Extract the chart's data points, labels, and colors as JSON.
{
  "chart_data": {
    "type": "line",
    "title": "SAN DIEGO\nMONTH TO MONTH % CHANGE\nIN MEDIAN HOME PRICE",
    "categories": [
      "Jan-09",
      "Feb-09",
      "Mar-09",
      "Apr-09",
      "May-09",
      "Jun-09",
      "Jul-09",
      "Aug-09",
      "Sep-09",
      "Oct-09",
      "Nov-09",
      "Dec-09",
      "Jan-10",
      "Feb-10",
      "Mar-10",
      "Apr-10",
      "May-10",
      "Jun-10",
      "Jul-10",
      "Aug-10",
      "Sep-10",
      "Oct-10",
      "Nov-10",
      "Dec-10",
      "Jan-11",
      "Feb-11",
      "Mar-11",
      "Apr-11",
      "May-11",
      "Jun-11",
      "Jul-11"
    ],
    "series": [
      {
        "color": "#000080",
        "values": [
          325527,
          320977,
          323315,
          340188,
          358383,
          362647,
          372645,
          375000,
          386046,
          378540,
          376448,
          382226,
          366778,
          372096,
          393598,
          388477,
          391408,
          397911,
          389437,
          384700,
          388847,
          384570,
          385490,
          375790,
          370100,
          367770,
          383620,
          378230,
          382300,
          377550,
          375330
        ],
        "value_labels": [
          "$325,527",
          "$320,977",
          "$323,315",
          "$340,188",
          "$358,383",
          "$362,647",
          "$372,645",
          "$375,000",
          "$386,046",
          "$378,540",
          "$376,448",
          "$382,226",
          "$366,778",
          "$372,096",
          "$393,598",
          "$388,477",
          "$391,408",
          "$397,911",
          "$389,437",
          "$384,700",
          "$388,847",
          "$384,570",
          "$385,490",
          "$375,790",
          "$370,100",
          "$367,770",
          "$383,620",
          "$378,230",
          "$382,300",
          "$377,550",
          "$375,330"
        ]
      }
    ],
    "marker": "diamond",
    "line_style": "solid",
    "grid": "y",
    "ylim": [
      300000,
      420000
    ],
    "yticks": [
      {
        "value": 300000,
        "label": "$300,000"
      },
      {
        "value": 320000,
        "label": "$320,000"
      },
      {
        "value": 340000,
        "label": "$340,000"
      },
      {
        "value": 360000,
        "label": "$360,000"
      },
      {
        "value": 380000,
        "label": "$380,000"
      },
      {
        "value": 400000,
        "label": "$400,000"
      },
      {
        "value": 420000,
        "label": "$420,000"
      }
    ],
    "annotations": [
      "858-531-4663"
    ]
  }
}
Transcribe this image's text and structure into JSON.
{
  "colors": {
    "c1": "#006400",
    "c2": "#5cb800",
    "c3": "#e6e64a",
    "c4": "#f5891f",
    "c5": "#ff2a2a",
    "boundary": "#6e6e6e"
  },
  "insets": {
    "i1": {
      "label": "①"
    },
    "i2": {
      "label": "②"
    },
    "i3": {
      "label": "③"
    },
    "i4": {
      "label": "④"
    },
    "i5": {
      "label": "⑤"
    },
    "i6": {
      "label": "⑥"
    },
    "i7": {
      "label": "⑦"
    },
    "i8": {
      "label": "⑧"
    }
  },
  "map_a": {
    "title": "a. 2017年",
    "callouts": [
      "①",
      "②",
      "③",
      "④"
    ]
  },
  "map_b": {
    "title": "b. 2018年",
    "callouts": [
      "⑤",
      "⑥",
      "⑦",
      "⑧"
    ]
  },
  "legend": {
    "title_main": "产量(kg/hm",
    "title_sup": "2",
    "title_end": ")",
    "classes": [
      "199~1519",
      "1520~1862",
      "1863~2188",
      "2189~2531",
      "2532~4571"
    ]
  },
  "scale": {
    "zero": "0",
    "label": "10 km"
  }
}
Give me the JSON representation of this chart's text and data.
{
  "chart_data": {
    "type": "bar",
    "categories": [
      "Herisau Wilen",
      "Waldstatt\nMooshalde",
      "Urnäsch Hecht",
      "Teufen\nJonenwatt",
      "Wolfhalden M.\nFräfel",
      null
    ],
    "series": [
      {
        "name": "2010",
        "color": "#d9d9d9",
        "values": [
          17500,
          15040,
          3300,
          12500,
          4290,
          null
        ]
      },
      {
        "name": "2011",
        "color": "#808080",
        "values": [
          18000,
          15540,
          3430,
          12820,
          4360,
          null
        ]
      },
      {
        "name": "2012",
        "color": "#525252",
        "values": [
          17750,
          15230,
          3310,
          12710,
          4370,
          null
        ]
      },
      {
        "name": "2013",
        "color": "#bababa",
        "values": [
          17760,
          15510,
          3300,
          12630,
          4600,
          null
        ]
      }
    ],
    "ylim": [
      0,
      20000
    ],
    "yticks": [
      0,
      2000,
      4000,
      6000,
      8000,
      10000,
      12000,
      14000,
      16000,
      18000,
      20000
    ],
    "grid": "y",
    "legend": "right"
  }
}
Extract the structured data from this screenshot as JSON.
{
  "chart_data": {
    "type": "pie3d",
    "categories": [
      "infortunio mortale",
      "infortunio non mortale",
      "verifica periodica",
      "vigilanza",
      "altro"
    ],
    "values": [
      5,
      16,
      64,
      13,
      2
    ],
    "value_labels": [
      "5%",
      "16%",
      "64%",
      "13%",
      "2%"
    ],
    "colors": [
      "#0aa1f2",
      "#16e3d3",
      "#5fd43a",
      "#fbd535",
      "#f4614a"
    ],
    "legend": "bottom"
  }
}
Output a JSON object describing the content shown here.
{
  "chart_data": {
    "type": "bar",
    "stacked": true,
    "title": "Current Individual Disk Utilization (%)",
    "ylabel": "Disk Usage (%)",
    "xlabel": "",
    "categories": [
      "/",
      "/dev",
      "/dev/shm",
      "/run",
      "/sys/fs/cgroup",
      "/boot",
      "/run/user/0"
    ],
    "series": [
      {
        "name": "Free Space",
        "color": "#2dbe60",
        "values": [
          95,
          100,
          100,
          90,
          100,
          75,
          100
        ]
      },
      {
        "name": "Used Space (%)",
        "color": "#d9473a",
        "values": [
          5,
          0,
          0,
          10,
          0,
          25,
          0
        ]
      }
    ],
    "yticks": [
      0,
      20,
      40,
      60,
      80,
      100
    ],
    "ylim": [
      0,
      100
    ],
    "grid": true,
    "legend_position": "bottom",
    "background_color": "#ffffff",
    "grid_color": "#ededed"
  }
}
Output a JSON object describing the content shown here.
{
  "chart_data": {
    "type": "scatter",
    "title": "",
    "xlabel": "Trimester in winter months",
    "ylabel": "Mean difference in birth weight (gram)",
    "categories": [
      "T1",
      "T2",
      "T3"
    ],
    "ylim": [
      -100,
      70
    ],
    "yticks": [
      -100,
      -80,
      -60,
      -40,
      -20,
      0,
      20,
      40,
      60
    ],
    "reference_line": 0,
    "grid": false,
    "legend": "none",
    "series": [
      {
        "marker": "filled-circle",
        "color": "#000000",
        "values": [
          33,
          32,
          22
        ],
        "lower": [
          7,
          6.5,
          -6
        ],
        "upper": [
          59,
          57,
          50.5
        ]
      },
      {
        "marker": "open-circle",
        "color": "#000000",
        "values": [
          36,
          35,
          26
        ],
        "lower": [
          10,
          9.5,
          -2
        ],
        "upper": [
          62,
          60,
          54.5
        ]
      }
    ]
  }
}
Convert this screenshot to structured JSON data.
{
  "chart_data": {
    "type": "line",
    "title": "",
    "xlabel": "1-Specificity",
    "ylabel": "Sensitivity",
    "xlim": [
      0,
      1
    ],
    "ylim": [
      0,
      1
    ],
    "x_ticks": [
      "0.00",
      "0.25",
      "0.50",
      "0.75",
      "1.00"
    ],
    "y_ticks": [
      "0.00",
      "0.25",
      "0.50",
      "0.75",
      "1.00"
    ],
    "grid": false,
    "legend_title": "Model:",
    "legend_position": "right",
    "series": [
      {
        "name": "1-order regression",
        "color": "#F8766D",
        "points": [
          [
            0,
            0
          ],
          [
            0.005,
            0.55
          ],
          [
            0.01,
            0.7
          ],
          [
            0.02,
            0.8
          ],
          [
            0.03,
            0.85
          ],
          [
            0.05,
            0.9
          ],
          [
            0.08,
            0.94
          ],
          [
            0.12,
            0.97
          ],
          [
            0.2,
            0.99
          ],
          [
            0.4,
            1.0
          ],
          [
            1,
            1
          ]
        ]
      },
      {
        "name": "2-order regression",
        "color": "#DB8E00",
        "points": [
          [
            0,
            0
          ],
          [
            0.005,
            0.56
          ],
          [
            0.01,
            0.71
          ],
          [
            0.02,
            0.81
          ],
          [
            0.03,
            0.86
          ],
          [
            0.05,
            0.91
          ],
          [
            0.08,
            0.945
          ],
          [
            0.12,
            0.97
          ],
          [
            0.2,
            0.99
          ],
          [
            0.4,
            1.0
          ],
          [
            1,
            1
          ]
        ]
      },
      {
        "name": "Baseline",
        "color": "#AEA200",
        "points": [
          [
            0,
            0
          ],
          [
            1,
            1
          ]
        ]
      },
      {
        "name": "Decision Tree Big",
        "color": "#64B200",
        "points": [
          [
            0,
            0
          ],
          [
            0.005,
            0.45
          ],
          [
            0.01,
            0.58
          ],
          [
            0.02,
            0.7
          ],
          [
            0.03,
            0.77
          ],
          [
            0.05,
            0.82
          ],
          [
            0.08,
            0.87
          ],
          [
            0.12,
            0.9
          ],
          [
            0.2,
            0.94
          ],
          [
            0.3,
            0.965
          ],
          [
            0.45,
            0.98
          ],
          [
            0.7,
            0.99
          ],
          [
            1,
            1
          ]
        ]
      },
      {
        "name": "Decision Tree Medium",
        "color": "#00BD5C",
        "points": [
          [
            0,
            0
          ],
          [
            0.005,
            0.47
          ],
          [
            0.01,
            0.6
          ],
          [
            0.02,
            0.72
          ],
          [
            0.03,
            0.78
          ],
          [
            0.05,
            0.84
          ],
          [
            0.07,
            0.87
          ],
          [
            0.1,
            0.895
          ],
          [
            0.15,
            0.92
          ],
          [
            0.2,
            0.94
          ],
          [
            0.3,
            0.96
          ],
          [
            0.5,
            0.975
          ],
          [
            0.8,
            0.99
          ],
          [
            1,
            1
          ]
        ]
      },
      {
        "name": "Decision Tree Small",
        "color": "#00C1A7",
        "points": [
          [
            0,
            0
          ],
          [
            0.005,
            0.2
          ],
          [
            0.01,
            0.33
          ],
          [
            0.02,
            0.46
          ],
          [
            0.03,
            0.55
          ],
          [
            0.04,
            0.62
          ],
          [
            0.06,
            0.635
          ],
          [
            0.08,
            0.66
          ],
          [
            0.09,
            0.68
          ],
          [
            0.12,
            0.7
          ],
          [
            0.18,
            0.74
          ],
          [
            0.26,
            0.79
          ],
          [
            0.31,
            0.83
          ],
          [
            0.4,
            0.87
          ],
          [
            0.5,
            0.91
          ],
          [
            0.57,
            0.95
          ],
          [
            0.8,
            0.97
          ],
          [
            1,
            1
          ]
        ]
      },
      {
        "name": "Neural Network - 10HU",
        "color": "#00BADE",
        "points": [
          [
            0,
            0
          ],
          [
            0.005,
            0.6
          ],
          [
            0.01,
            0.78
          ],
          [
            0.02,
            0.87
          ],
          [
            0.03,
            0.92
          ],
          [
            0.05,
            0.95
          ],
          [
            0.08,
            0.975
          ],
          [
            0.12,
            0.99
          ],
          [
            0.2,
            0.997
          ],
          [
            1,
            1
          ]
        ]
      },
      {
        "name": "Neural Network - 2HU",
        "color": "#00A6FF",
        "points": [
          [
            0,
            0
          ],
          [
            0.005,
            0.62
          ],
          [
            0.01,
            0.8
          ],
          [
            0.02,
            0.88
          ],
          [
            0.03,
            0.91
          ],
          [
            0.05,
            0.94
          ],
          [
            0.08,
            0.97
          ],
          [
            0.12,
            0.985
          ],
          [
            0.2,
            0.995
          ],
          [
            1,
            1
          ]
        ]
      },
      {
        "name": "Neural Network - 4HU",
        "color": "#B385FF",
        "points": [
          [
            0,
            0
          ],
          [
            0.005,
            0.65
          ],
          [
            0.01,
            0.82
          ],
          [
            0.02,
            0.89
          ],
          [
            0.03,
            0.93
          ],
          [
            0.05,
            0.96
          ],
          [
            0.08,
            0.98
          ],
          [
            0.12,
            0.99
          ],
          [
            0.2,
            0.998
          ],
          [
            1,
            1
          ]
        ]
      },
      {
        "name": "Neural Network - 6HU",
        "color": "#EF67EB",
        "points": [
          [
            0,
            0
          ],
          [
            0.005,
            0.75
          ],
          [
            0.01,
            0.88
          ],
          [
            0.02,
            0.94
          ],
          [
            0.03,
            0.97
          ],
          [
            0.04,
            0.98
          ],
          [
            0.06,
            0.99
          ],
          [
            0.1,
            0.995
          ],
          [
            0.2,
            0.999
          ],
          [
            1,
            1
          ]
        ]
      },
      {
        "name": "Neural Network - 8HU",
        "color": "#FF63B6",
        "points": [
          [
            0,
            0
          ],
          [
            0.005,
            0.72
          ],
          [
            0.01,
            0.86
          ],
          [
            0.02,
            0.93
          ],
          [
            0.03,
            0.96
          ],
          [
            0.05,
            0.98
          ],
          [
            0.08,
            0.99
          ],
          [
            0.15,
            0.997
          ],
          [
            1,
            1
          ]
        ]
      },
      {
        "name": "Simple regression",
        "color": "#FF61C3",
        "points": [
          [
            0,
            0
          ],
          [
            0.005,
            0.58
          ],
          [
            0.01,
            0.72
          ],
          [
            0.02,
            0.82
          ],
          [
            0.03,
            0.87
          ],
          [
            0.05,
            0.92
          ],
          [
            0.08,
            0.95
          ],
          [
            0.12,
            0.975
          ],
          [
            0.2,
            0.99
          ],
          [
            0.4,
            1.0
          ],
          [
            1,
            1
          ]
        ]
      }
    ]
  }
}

.....

## The problem
Pick out every line with the string "Extract" and copy it.

## Response to this task
Extract the chart's data points, labels, and colors as JSON.
Extract the structured data from this screenshot as JSON.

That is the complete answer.